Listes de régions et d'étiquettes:
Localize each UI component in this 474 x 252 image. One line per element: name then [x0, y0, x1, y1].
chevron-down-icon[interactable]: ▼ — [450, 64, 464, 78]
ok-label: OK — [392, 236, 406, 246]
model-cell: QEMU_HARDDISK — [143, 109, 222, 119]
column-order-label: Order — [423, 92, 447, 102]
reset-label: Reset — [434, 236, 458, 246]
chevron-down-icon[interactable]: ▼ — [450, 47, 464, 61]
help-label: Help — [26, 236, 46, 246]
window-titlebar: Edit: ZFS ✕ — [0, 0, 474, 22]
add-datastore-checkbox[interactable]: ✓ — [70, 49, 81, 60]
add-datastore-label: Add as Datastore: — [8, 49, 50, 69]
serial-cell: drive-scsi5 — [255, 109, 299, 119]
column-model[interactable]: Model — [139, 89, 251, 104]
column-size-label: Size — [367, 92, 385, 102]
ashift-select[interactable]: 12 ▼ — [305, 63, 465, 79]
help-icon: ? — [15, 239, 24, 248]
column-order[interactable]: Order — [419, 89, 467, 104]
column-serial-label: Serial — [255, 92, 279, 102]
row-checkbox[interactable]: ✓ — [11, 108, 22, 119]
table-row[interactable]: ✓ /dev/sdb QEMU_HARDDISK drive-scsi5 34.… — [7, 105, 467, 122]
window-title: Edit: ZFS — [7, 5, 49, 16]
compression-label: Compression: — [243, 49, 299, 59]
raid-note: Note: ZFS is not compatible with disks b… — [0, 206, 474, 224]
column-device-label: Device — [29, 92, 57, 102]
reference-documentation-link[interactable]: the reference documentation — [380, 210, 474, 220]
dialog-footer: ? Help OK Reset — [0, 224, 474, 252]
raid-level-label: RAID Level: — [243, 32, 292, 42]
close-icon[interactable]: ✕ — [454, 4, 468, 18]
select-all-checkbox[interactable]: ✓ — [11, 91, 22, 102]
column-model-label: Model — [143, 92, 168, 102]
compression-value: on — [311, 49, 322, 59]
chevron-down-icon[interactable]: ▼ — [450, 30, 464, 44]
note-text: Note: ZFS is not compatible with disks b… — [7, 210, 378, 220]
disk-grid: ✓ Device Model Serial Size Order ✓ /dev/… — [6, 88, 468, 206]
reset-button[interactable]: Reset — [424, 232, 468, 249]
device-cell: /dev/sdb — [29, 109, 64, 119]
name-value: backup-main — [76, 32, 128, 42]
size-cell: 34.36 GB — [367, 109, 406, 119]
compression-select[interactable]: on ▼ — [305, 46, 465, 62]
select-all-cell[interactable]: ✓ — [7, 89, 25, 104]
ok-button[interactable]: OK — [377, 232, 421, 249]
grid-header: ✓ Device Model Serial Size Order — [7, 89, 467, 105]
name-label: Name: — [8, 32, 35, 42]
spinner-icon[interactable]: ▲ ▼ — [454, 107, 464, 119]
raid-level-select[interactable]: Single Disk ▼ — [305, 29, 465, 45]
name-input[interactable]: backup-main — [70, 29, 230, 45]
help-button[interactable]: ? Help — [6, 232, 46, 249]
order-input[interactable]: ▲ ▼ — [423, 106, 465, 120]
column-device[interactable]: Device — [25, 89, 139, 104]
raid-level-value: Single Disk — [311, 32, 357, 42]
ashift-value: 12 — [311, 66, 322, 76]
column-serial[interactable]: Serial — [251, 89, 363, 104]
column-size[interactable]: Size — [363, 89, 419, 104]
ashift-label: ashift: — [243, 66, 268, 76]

Exercice: Recopiez à l'identique toutes les lignes du matériel ci-dessus, sans en omettre aucune.

Solution:
Localize each UI component in this 474 x 252 image. One line per element: name then [x0, y0, x1, y1].
chevron-down-icon[interactable]: ▼ — [450, 64, 464, 78]
ok-label: OK — [392, 236, 406, 246]
model-cell: QEMU_HARDDISK — [143, 109, 222, 119]
column-order-label: Order — [423, 92, 447, 102]
reset-label: Reset — [434, 236, 458, 246]
chevron-down-icon[interactable]: ▼ — [450, 47, 464, 61]
help-label: Help — [26, 236, 46, 246]
window-titlebar: Edit: ZFS ✕ — [0, 0, 474, 22]
add-datastore-checkbox[interactable]: ✓ — [70, 49, 81, 60]
add-datastore-label: Add as Datastore: — [8, 49, 50, 69]
serial-cell: drive-scsi5 — [255, 109, 299, 119]
column-model[interactable]: Model — [139, 89, 251, 104]
column-size-label: Size — [367, 92, 385, 102]
ashift-select[interactable]: 12 ▼ — [305, 63, 465, 79]
help-icon: ? — [15, 239, 24, 248]
column-order[interactable]: Order — [419, 89, 467, 104]
column-serial-label: Serial — [255, 92, 279, 102]
row-checkbox[interactable]: ✓ — [11, 108, 22, 119]
table-row[interactable]: ✓ /dev/sdb QEMU_HARDDISK drive-scsi5 34.… — [7, 105, 467, 122]
window-title: Edit: ZFS — [7, 5, 49, 16]
compression-label: Compression: — [243, 49, 299, 59]
raid-note: Note: ZFS is not compatible with disks b… — [0, 206, 474, 224]
column-device-label: Device — [29, 92, 57, 102]
reference-documentation-link[interactable]: the reference documentation — [380, 210, 474, 220]
dialog-footer: ? Help OK Reset — [0, 224, 474, 252]
raid-level-label: RAID Level: — [243, 32, 292, 42]
close-icon[interactable]: ✕ — [454, 4, 468, 18]
select-all-checkbox[interactable]: ✓ — [11, 91, 22, 102]
column-model-label: Model — [143, 92, 168, 102]
compression-value: on — [311, 49, 322, 59]
chevron-down-icon[interactable]: ▼ — [450, 30, 464, 44]
note-text: Note: ZFS is not compatible with disks b… — [7, 210, 378, 220]
disk-grid: ✓ Device Model Serial Size Order ✓ /dev/… — [6, 88, 468, 206]
reset-button[interactable]: Reset — [424, 232, 468, 249]
device-cell: /dev/sdb — [29, 109, 64, 119]
name-value: backup-main — [76, 32, 128, 42]
size-cell: 34.36 GB — [367, 109, 406, 119]
compression-select[interactable]: on ▼ — [305, 46, 465, 62]
select-all-cell[interactable]: ✓ — [7, 89, 25, 104]
ok-button[interactable]: OK — [377, 232, 421, 249]
grid-header: ✓ Device Model Serial Size Order — [7, 89, 467, 105]
name-label: Name: — [8, 32, 35, 42]
spinner-icon[interactable]: ▲ ▼ — [454, 107, 464, 119]
raid-level-select[interactable]: Single Disk ▼ — [305, 29, 465, 45]
name-input[interactable]: backup-main — [70, 29, 230, 45]
help-button[interactable]: ? Help — [6, 232, 46, 249]
order-input[interactable]: ▲ ▼ — [423, 106, 465, 120]
column-device[interactable]: Device — [25, 89, 139, 104]
raid-level-value: Single Disk — [311, 32, 357, 42]
ashift-value: 12 — [311, 66, 322, 76]
column-serial[interactable]: Serial — [251, 89, 363, 104]
column-size[interactable]: Size — [363, 89, 419, 104]
ashift-label: ashift: — [243, 66, 268, 76]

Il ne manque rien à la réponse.